▸ **Written task**
Take the entries below and print all of them exactly, please.
**********
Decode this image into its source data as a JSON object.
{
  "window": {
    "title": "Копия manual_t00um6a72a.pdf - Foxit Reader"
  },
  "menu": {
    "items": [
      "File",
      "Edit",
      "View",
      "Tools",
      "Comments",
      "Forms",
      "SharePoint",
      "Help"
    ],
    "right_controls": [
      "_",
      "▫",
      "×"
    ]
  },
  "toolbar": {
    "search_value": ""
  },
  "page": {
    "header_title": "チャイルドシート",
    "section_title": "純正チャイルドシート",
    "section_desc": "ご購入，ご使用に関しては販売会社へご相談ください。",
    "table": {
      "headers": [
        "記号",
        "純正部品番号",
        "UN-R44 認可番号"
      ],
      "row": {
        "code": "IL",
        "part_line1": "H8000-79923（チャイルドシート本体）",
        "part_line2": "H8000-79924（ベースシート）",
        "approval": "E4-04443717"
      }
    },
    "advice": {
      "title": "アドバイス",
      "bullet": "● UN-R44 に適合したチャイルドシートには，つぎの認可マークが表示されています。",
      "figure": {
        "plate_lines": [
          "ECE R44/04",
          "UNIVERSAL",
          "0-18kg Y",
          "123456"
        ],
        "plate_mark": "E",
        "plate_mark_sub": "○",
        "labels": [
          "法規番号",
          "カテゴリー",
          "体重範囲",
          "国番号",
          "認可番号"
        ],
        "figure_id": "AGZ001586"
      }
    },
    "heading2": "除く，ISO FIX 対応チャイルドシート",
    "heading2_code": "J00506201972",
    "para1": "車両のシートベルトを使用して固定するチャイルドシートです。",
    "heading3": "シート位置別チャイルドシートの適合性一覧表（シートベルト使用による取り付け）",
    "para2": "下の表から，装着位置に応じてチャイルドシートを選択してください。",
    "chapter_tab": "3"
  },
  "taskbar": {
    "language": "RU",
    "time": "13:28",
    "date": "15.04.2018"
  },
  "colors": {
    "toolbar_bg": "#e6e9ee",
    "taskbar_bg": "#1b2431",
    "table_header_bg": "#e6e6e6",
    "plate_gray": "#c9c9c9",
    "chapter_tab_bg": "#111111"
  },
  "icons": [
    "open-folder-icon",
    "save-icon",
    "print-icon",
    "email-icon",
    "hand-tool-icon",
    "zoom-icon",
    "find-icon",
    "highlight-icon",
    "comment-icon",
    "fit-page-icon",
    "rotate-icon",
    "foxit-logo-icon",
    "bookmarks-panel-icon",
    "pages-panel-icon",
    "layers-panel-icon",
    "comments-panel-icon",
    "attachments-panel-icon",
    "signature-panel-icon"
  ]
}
**********
▸ **In response**
Decode this image into its source data as a JSON object.
{
  "window": {
    "title": "Копия manual_t00um6a72a.pdf - Foxit Reader"
  },
  "menu": {
    "items": [
      "File",
      "Edit",
      "View",
      "Tools",
      "Comments",
      "Forms",
      "SharePoint",
      "Help"
    ],
    "right_controls": [
      "_",
      "▫",
      "×"
    ]
  },
  "toolbar": {
    "search_value": ""
  },
  "page": {
    "header_title": "チャイルドシート",
    "section_title": "純正チャイルドシート",
    "section_desc": "ご購入，ご使用に関しては販売会社へご相談ください。",
    "table": {
      "headers": [
        "記号",
        "純正部品番号",
        "UN-R44 認可番号"
      ],
      "row": {
        "code": "IL",
        "part_line1": "H8000-79923（チャイルドシート本体）",
        "part_line2": "H8000-79924（ベースシート）",
        "approval": "E4-04443717"
      }
    },
    "advice": {
      "title": "アドバイス",
      "bullet": "● UN-R44 に適合したチャイルドシートには，つぎの認可マークが表示されています。",
      "figure": {
        "plate_lines": [
          "ECE R44/04",
          "UNIVERSAL",
          "0-18kg Y",
          "123456"
        ],
        "plate_mark": "E",
        "plate_mark_sub": "○",
        "labels": [
          "法規番号",
          "カテゴリー",
          "体重範囲",
          "国番号",
          "認可番号"
        ],
        "figure_id": "AGZ001586"
      }
    },
    "heading2": "除く，ISO FIX 対応チャイルドシート",
    "heading2_code": "J00506201972",
    "para1": "車両のシートベルトを使用して固定するチャイルドシートです。",
    "heading3": "シート位置別チャイルドシートの適合性一覧表（シートベルト使用による取り付け）",
    "para2": "下の表から，装着位置に応じてチャイルドシートを選択してください。",
    "chapter_tab": "3"
  },
  "taskbar": {
    "language": "RU",
    "time": "13:28",
    "date": "15.04.2018"
  },
  "colors": {
    "toolbar_bg": "#e6e9ee",
    "taskbar_bg": "#1b2431",
    "table_header_bg": "#e6e6e6",
    "plate_gray": "#c9c9c9",
    "chapter_tab_bg": "#111111"
  },
  "icons": [
    "open-folder-icon",
    "save-icon",
    "print-icon",
    "email-icon",
    "hand-tool-icon",
    "zoom-icon",
    "find-icon",
    "highlight-icon",
    "comment-icon",
    "fit-page-icon",
    "rotate-icon",
    "foxit-logo-icon",
    "bookmarks-panel-icon",
    "pages-panel-icon",
    "layers-panel-icon",
    "comments-panel-icon",
    "attachments-panel-icon",
    "signature-panel-icon"
  ]
}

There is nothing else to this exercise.